Excerpt>
□ □ □ □ □

AFTERWORD
A few years after my trip to Vietnam, I flew to Wisconsin to see my father. Dad wasn’t a regular at Roscoe’s anymore—age and sickness had made him reclusive—but every once in a while he’d go to the North Side to have a drink, for old time’s sake. Roscoe’s had a new owner and a new name and had been remodeled. The façade was hidden behind terracotta brown stucco; the interior suffered from an abundance of light. I didn’t recognize anyone in the place. The crowd seemed younger and happier than I remembered.
I had a baby of my own by then, a boy whose eyes were so free of the past, so innocent, that I promised I would do everything I could to protect him. I tucked my son in a blanket and took him with me to the bar, where I climbed on a stool next to my father. It felt just like old times, only now I was the one with problems. I had recently left my son’s father and was raising my baby alone. Although Kelly had done a great job of raising her son on her own—she had recently graduated from college, and was hoping to begin a career as a social worker—Dad was skeptical. He did not approve of my decision. He believed it was a sign of a weak character to walk away from a challenge. As Dad lectured me, I handed him my son and rested my head on the bar. The baby had been up all night, crying, and I was exhausted. I’d never expected that raising a child would be so much work. When I complained that I hadn’t slept a full night in nearly a year, Dad’s eyes sparkled. “Yes,” he said, holding the voice machine to his lips. “Kids can be a real pain in the ass sometimes.” He bounced his grandson on his lap, stroking his curly blond hair. I could see a slight resemblance between them, something in the eyes. “But then again, they can be pretty damn wonderful too.”
Over drinks, Dad told me about a trip he and Debbie had recently made, to see Mrs. Goodman, in Knoxville. He had never forgotten the afternoon that Goodman died, and, as he had once told me, he had always felt somehow responsible for Goodman’s death, as if Tommy had taken his bullet.
They packed the Cadillac and drove through small towns, sleeping in motels and Super 8s along the way. It was the first time Debbie had been south of Chicago, and they tried to see the trip as a vacation. Thomas Goodman’s mother lived in a huge house surrounded by land. When they rang the bell, Mrs. Goodman was waiting. She led them inside, through vast empty rooms. Dad knew Tommy Goodman had come from money, but he never knew just how much until he saw the house. It looked exactly like he had always imagined a plantation house to look, with a columned porch and rooms that went on forever.

□ □ □ □ □

Material provided>

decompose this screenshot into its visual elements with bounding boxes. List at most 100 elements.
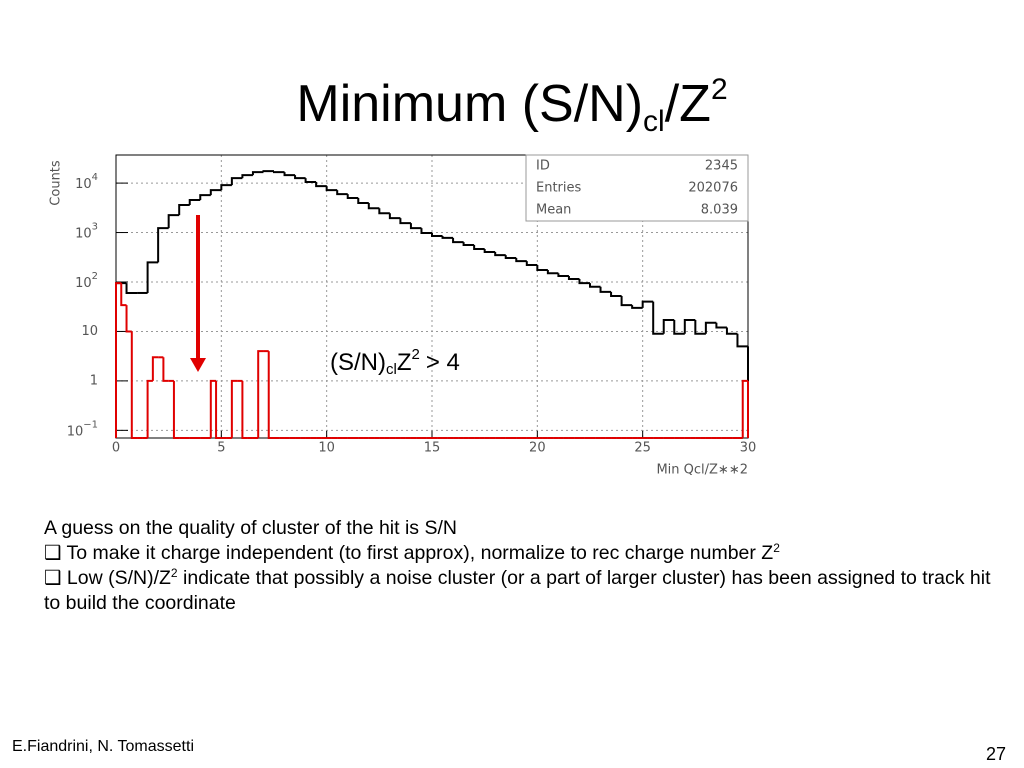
y-tick-label: 103 [75, 222, 98, 242]
y-tick-base: 10 [75, 177, 92, 192]
histogram-bin [620, 296, 633, 307]
histogram-bin [294, 175, 306, 180]
histogram-bin [273, 171, 285, 174]
histogram-bin [115, 282, 127, 438]
title-text: /Z [664, 75, 711, 133]
title-text: Minimum (S/N) [296, 75, 644, 133]
x-axis-label: Min Qcl/Z∗∗2 [656, 463, 748, 478]
histogram-bin [483, 248, 496, 253]
stats-box [525, 154, 749, 222]
annotation-sup: 2 [412, 346, 420, 363]
histogram-bin [388, 213, 401, 220]
histogram-bin [631, 305, 643, 309]
y-tick-base: 10 [67, 424, 84, 439]
histogram-bin [125, 283, 138, 294]
x-tick-label: 15 [424, 441, 441, 456]
y-tick-exponent: 4 [92, 172, 98, 183]
annotation-text: > 4 [426, 349, 460, 376]
bullet-text: To make it charge independent (to first … [66, 542, 774, 564]
histogram-bin [462, 242, 475, 246]
histogram-bin [546, 269, 559, 275]
stats-name: Mean [536, 203, 571, 218]
stats-value: 2345 [705, 159, 738, 174]
bullet-text: indicate that possibly a noise cluster (… [44, 567, 991, 614]
histogram-bin [230, 177, 243, 186]
body-text: A guess on the quality of cluster of the… [44, 516, 1004, 616]
y-tick-label: 10−1 [67, 419, 98, 439]
histogram-bin [557, 273, 569, 278]
footer-authors: E.Fiandrini, N. Tomassetti [12, 738, 194, 755]
histogram-bin [473, 244, 485, 250]
histogram-bin [599, 286, 612, 293]
histogram-bin [157, 227, 169, 263]
histogram-bin [589, 283, 601, 288]
histogram-bin [694, 320, 706, 335]
stats-value: 202076 [688, 181, 738, 196]
histogram-bin [241, 174, 253, 179]
histogram-bin [736, 333, 748, 348]
histogram-bin [725, 327, 738, 335]
histogram-bin [172, 380, 180, 439]
y-tick-label: 104 [75, 172, 98, 192]
histogram-bin [452, 237, 464, 244]
histogram-bin [283, 172, 296, 177]
histogram-bin [251, 171, 264, 176]
histogram-bin [494, 251, 506, 257]
stats-name: ID [536, 159, 550, 174]
histogram-bin [178, 204, 190, 216]
histogram-bin [151, 356, 159, 381]
histogram-bin [378, 208, 390, 215]
y-tick-exponent: −1 [83, 419, 98, 430]
x-tick-label: 25 [634, 441, 651, 456]
y-tick-base: 10 [75, 226, 92, 241]
bullet-text: Low (S/N)/Z [66, 567, 171, 589]
histogram-bin [199, 194, 211, 201]
histogram-bin [209, 189, 222, 196]
y-tick-base: 10 [75, 275, 92, 290]
histogram-bin [262, 170, 274, 173]
histogram-bin [409, 223, 422, 230]
histogram-bin [115, 282, 122, 438]
y-tick-label: 102 [75, 271, 98, 291]
histogram-bin [673, 320, 685, 335]
histogram-bin [536, 265, 548, 271]
histogram-bin [420, 228, 432, 234]
histogram-bin [315, 182, 327, 188]
histogram-bin [610, 291, 622, 298]
histogram-bin [304, 178, 317, 184]
histogram-bin [578, 278, 590, 285]
histogram-bin [146, 379, 153, 438]
sup: 2 [773, 541, 780, 555]
x-tick-label: 30 [740, 441, 757, 456]
intro: A guess on the quality of cluster of the… [44, 517, 457, 539]
bullet: ❑ Low (S/N)/Z2 indicate that possibly a … [44, 566, 991, 614]
title-sup: 2 [710, 73, 728, 106]
y-tick-exponent: 3 [92, 222, 98, 233]
histogram-bin [267, 351, 274, 439]
histogram-bin [162, 357, 169, 382]
y-tick-exponent: 2 [92, 271, 98, 282]
y-axis-label: Counts [49, 160, 64, 206]
title-sub: cl [643, 105, 665, 138]
y-tick-label: 1 [90, 373, 98, 388]
x-tick-label: 5 [217, 441, 225, 456]
annotation-text: (S/N) [330, 349, 386, 376]
bullet: ❑ To make it charge independent (to firs… [44, 541, 780, 564]
sup: 2 [170, 566, 178, 580]
histogram-bin [741, 379, 748, 438]
histogram-bin [683, 319, 696, 334]
histogram-bin [515, 258, 527, 263]
annotation: (S/N)clZ2 > 4 [330, 346, 460, 378]
histogram-bin [441, 236, 454, 239]
stats-name: Entries [536, 181, 582, 196]
histogram-bin [567, 276, 580, 280]
histogram-bin [146, 261, 159, 293]
histogram-bin [120, 283, 127, 307]
x-tick-label: 20 [529, 441, 546, 456]
x-tick-label: 0 [112, 441, 120, 456]
histogram-bin [399, 218, 411, 225]
histogram-bin [346, 194, 359, 199]
histogram-bin [704, 321, 717, 334]
histogram-bin [504, 255, 517, 260]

□ □ □ □ □

Extend the afterword about the visit to the narrator's father, picking up right after its final sentence.

Result for this task>
Mrs. Goodman was tall and thin, like her son had been. Her husband, Thomas Goodman Sr., had died not long after Tom, and Mrs. Goodman had lived alone for many years. Dad thanked her for sending him Christmas cards every year. “It was nice of you to think of me,” he said.
Mrs. Goodman led my father and Debbie into the sitting room, where she served them coffee in china cups. Pictures of Tommy were hung around the room. My father stood, to get a better look. He saw Tommy as a boy of four, sitting in his mother’s lap, a happy-go-lucky grin on his face. He saw Tommy as a teenager, dressed for the prom, his arm around the girlfriend who had sent him a letter in Vietnam, breaking their engagement. He saw Tommy Goodman as he had not seen him before—not as a tunnel rat or even as a buddy but as somebody’s son.
My father placed Tommy’s camera on the coffee table. He said, “I’ve been keeping this, meaning to give it to you. I’m sorry it took me so long.”
Mrs. Goodman took the camera in her hands, as if weighing it. “You know,” she said, “Thomas volunteered for duty. His father thought it the right thing at the time; we both did. But one thing I’ve always wondered about. Nobody has ever been able to tell me how my son died. But you were there with him, weren’t you?”
When my father said yes, he had been there with Tommy, Mrs. Goodman wanted him to tell her what had happened that day.
“Are you sure you want to know?” Dad asked her.
“Yes,” she said firmly. “Please. I need to know.”
After my father told her the story of Tommy’s death—about the tunnels and the jungles and the terrible morning when Tommy had taken my father’s bullet—Mrs. Goodman looked at him, tears running down her cheeks, and said, “You are a good man for coming down here like this. And a good friend to Tommy. God bless you for that. I never knew what happened to him. In all these years, I never knew for sure.”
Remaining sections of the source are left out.